* [DATASET ENTRIES]

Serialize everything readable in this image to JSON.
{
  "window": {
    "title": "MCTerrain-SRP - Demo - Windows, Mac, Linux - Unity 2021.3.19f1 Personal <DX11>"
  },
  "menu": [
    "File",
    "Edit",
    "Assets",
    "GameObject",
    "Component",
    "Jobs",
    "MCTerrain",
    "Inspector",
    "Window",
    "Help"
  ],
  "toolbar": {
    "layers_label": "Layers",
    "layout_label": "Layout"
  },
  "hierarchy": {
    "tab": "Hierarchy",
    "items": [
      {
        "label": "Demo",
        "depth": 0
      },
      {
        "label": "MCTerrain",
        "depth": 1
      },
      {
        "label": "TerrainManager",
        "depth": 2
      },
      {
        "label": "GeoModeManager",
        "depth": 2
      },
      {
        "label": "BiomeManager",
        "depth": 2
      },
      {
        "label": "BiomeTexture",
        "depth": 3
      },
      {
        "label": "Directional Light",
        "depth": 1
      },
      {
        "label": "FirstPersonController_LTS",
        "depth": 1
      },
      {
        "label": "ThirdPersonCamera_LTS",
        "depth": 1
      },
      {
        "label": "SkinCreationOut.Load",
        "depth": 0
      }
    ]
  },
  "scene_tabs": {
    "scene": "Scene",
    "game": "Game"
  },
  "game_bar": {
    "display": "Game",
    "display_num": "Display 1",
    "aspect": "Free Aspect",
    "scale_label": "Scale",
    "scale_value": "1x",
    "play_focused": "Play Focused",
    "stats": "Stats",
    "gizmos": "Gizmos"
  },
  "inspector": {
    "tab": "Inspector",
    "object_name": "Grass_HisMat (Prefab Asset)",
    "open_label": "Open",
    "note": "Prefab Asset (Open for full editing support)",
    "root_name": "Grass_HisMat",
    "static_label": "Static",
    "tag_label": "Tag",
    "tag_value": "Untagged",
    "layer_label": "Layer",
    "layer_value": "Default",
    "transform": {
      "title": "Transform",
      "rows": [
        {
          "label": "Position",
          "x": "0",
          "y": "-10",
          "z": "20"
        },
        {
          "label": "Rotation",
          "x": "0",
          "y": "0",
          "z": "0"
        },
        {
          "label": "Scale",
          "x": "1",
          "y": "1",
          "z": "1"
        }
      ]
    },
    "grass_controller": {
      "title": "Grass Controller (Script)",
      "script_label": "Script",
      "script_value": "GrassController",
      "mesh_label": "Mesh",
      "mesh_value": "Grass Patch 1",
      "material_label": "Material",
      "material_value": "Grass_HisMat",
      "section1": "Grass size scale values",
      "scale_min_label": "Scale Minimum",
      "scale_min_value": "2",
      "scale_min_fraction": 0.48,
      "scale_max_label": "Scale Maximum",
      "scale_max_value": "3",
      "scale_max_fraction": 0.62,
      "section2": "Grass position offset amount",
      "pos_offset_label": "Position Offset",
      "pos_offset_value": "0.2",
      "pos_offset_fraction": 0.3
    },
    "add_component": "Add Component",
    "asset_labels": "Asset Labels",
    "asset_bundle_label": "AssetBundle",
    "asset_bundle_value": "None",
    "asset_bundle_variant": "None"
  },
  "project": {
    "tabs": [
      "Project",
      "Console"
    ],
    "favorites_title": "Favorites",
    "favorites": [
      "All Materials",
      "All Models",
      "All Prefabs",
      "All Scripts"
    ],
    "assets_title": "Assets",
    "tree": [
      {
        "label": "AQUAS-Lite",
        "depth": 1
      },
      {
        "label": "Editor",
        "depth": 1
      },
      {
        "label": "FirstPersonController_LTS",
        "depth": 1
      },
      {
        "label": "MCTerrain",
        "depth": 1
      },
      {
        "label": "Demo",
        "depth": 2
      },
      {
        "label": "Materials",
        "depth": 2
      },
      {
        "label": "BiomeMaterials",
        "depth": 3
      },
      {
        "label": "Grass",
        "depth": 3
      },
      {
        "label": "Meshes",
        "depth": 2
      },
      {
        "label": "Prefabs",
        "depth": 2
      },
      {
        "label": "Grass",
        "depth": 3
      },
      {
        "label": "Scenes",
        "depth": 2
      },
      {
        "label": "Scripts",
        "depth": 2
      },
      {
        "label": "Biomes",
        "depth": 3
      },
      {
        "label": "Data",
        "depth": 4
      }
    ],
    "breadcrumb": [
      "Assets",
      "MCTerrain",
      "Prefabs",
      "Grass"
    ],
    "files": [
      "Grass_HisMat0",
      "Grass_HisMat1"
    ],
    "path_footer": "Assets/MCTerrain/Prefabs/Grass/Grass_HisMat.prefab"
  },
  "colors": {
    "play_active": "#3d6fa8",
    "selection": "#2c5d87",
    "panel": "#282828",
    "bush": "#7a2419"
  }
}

* [TASK PROMPT] Repeat the listing above without any change.

* [FULL SOLUTION]
Serialize everything readable in this image to JSON.
{
  "window": {
    "title": "MCTerrain-SRP - Demo - Windows, Mac, Linux - Unity 2021.3.19f1 Personal <DX11>"
  },
  "menu": [
    "File",
    "Edit",
    "Assets",
    "GameObject",
    "Component",
    "Jobs",
    "MCTerrain",
    "Inspector",
    "Window",
    "Help"
  ],
  "toolbar": {
    "layers_label": "Layers",
    "layout_label": "Layout"
  },
  "hierarchy": {
    "tab": "Hierarchy",
    "items": [
      {
        "label": "Demo",
        "depth": 0
      },
      {
        "label": "MCTerrain",
        "depth": 1
      },
      {
        "label": "TerrainManager",
        "depth": 2
      },
      {
        "label": "GeoModeManager",
        "depth": 2
      },
      {
        "label": "BiomeManager",
        "depth": 2
      },
      {
        "label": "BiomeTexture",
        "depth": 3
      },
      {
        "label": "Directional Light",
        "depth": 1
      },
      {
        "label": "FirstPersonController_LTS",
        "depth": 1
      },
      {
        "label": "ThirdPersonCamera_LTS",
        "depth": 1
      },
      {
        "label": "SkinCreationOut.Load",
        "depth": 0
      }
    ]
  },
  "scene_tabs": {
    "scene": "Scene",
    "game": "Game"
  },
  "game_bar": {
    "display": "Game",
    "display_num": "Display 1",
    "aspect": "Free Aspect",
    "scale_label": "Scale",
    "scale_value": "1x",
    "play_focused": "Play Focused",
    "stats": "Stats",
    "gizmos": "Gizmos"
  },
  "inspector": {
    "tab": "Inspector",
    "object_name": "Grass_HisMat (Prefab Asset)",
    "open_label": "Open",
    "note": "Prefab Asset (Open for full editing support)",
    "root_name": "Grass_HisMat",
    "static_label": "Static",
    "tag_label": "Tag",
    "tag_value": "Untagged",
    "layer_label": "Layer",
    "layer_value": "Default",
    "transform": {
      "title": "Transform",
      "rows": [
        {
          "label": "Position",
          "x": "0",
          "y": "-10",
          "z": "20"
        },
        {
          "label": "Rotation",
          "x": "0",
          "y": "0",
          "z": "0"
        },
        {
          "label": "Scale",
          "x": "1",
          "y": "1",
          "z": "1"
        }
      ]
    },
    "grass_controller": {
      "title": "Grass Controller (Script)",
      "script_label": "Script",
      "script_value": "GrassController",
      "mesh_label": "Mesh",
      "mesh_value": "Grass Patch 1",
      "material_label": "Material",
      "material_value": "Grass_HisMat",
      "section1": "Grass size scale values",
      "scale_min_label": "Scale Minimum",
      "scale_min_value": "2",
      "scale_min_fraction": 0.48,
      "scale_max_label": "Scale Maximum",
      "scale_max_value": "3",
      "scale_max_fraction": 0.62,
      "section2": "Grass position offset amount",
      "pos_offset_label": "Position Offset",
      "pos_offset_value": "0.2",
      "pos_offset_fraction": 0.3
    },
    "add_component": "Add Component",
    "asset_labels": "Asset Labels",
    "asset_bundle_label": "AssetBundle",
    "asset_bundle_value": "None",
    "asset_bundle_variant": "None"
  },
  "project": {
    "tabs": [
      "Project",
      "Console"
    ],
    "favorites_title": "Favorites",
    "favorites": [
      "All Materials",
      "All Models",
      "All Prefabs",
      "All Scripts"
    ],
    "assets_title": "Assets",
    "tree": [
      {
        "label": "AQUAS-Lite",
        "depth": 1
      },
      {
        "label": "Editor",
        "depth": 1
      },
      {
        "label": "FirstPersonController_LTS",
        "depth": 1
      },
      {
        "label": "MCTerrain",
        "depth": 1
      },
      {
        "label": "Demo",
        "depth": 2
      },
      {
        "label": "Materials",
        "depth": 2
      },
      {
        "label": "BiomeMaterials",
        "depth": 3
      },
      {
        "label": "Grass",
        "depth": 3
      },
      {
        "label": "Meshes",
        "depth": 2
      },
      {
        "label": "Prefabs",
        "depth": 2
      },
      {
        "label": "Grass",
        "depth": 3
      },
      {
        "label": "Scenes",
        "depth": 2
      },
      {
        "label": "Scripts",
        "depth": 2
      },
      {
        "label": "Biomes",
        "depth": 3
      },
      {
        "label": "Data",
        "depth": 4
      }
    ],
    "breadcrumb": [
      "Assets",
      "MCTerrain",
      "Prefabs",
      "Grass"
    ],
    "files": [
      "Grass_HisMat0",
      "Grass_HisMat1"
    ],
    "path_footer": "Assets/MCTerrain/Prefabs/Grass/Grass_HisMat.prefab"
  },
  "colors": {
    "play_active": "#3d6fa8",
    "selection": "#2c5d87",
    "panel": "#282828",
    "bush": "#7a2419"
  }
}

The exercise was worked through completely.